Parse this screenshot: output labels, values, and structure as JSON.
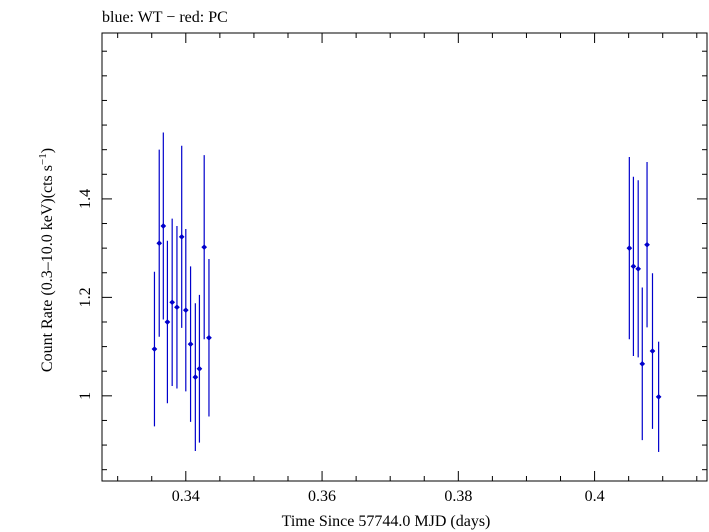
{
  "chart_data": {
    "type": "scatter",
    "title": "blue: WT − red: PC",
    "xlabel": "Time Since 57744.0 MJD (days)",
    "ylabel_parts": {
      "before": "Count Rate (0.3–10.0 keV)(cts s",
      "sup": "−1",
      "after": ")"
    },
    "xlim": [
      0.3277,
      0.4165
    ],
    "ylim": [
      0.827,
      1.737
    ],
    "xticks": [
      0.34,
      0.36,
      0.38,
      0.4
    ],
    "xticklabels": [
      "0.34",
      "0.36",
      "0.38",
      "0.4"
    ],
    "yticks": [
      1.0,
      1.2,
      1.4
    ],
    "yticklabels": [
      "1",
      "1.2",
      "1.4"
    ],
    "grid": false,
    "series": [
      {
        "name": "WT",
        "color": "#0000cc",
        "x_halfwidth": 0.00033,
        "points": [
          {
            "x": 0.3354,
            "y": 1.095,
            "err": 0.157
          },
          {
            "x": 0.3361,
            "y": 1.31,
            "err": 0.19
          },
          {
            "x": 0.3367,
            "y": 1.345,
            "err": 0.19
          },
          {
            "x": 0.3373,
            "y": 1.15,
            "err": 0.165
          },
          {
            "x": 0.338,
            "y": 1.19,
            "err": 0.17
          },
          {
            "x": 0.3387,
            "y": 1.18,
            "err": 0.165
          },
          {
            "x": 0.3394,
            "y": 1.323,
            "err": 0.185
          },
          {
            "x": 0.34,
            "y": 1.174,
            "err": 0.165
          },
          {
            "x": 0.3407,
            "y": 1.105,
            "err": 0.158
          },
          {
            "x": 0.3414,
            "y": 1.038,
            "err": 0.15
          },
          {
            "x": 0.342,
            "y": 1.055,
            "err": 0.15
          },
          {
            "x": 0.3427,
            "y": 1.302,
            "err": 0.187
          },
          {
            "x": 0.3434,
            "y": 1.118,
            "err": 0.16
          },
          {
            "x": 0.4051,
            "y": 1.3,
            "err": 0.185
          },
          {
            "x": 0.4057,
            "y": 1.263,
            "err": 0.182
          },
          {
            "x": 0.4064,
            "y": 1.258,
            "err": 0.18
          },
          {
            "x": 0.407,
            "y": 1.065,
            "err": 0.155
          },
          {
            "x": 0.4077,
            "y": 1.307,
            "err": 0.168
          },
          {
            "x": 0.4085,
            "y": 1.091,
            "err": 0.158
          },
          {
            "x": 0.4094,
            "y": 0.998,
            "err": 0.112
          }
        ]
      }
    ]
  }
}
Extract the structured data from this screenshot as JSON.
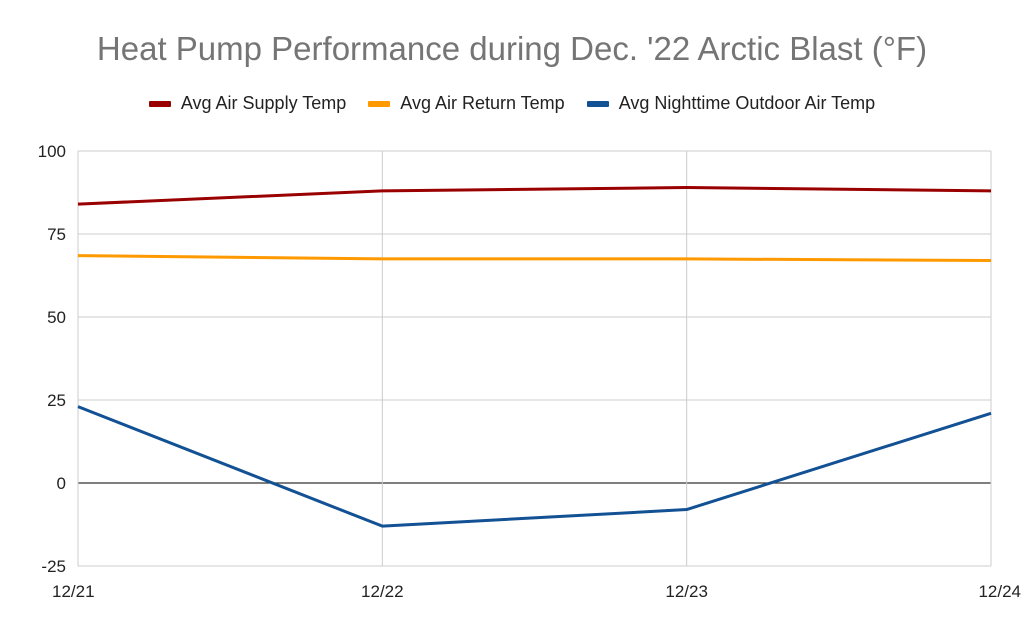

——————————

**TASK DESCRIPTION**
Pictures are to be left out; the records above must be repeated word for word.

**COMPLETED TASK**
Parse this screenshot: output labels, values, and structure as JSON.
{
  "chart_data": {
    "type": "scatter",
    "title": "blue: WT − red: PC",
    "xlabel": "Time Since 57744.0 MJD (days)",
    "ylabel_parts": {
      "before": "Count Rate (0.3–10.0 keV)(cts s",
      "sup": "−1",
      "after": ")"
    },
    "xlim": [
      0.3277,
      0.4165
    ],
    "ylim": [
      0.827,
      1.737
    ],
    "xticks": [
      0.34,
      0.36,
      0.38,
      0.4
    ],
    "xticklabels": [
      "0.34",
      "0.36",
      "0.38",
      "0.4"
    ],
    "yticks": [
      1.0,
      1.2,
      1.4
    ],
    "yticklabels": [
      "1",
      "1.2",
      "1.4"
    ],
    "grid": false,
    "series": [
      {
        "name": "WT",
        "color": "#0000cc",
        "x_halfwidth": 0.00033,
        "points": [
          {
            "x": 0.3354,
            "y": 1.095,
            "err": 0.157
          },
          {
            "x": 0.3361,
            "y": 1.31,
            "err": 0.19
          },
          {
            "x": 0.3367,
            "y": 1.345,
            "err": 0.19
          },
          {
            "x": 0.3373,
            "y": 1.15,
            "err": 0.165
          },
          {
            "x": 0.338,
            "y": 1.19,
            "err": 0.17
          },
          {
            "x": 0.3387,
            "y": 1.18,
            "err": 0.165
          },
          {
            "x": 0.3394,
            "y": 1.323,
            "err": 0.185
          },
          {
            "x": 0.34,
            "y": 1.174,
            "err": 0.165
          },
          {
            "x": 0.3407,
            "y": 1.105,
            "err": 0.158
          },
          {
            "x": 0.3414,
            "y": 1.038,
            "err": 0.15
          },
          {
            "x": 0.342,
            "y": 1.055,
            "err": 0.15
          },
          {
            "x": 0.3427,
            "y": 1.302,
            "err": 0.187
          },
          {
            "x": 0.3434,
            "y": 1.118,
            "err": 0.16
          },
          {
            "x": 0.4051,
            "y": 1.3,
            "err": 0.185
          },
          {
            "x": 0.4057,
            "y": 1.263,
            "err": 0.182
          },
          {
            "x": 0.4064,
            "y": 1.258,
            "err": 0.18
          },
          {
            "x": 0.407,
            "y": 1.065,
            "err": 0.155
          },
          {
            "x": 0.4077,
            "y": 1.307,
            "err": 0.168
          },
          {
            "x": 0.4085,
            "y": 1.091,
            "err": 0.158
          },
          {
            "x": 0.4094,
            "y": 0.998,
            "err": 0.112
          }
        ]
      }
    ]
  }
}
Extract the structured data from this screenshot as JSON.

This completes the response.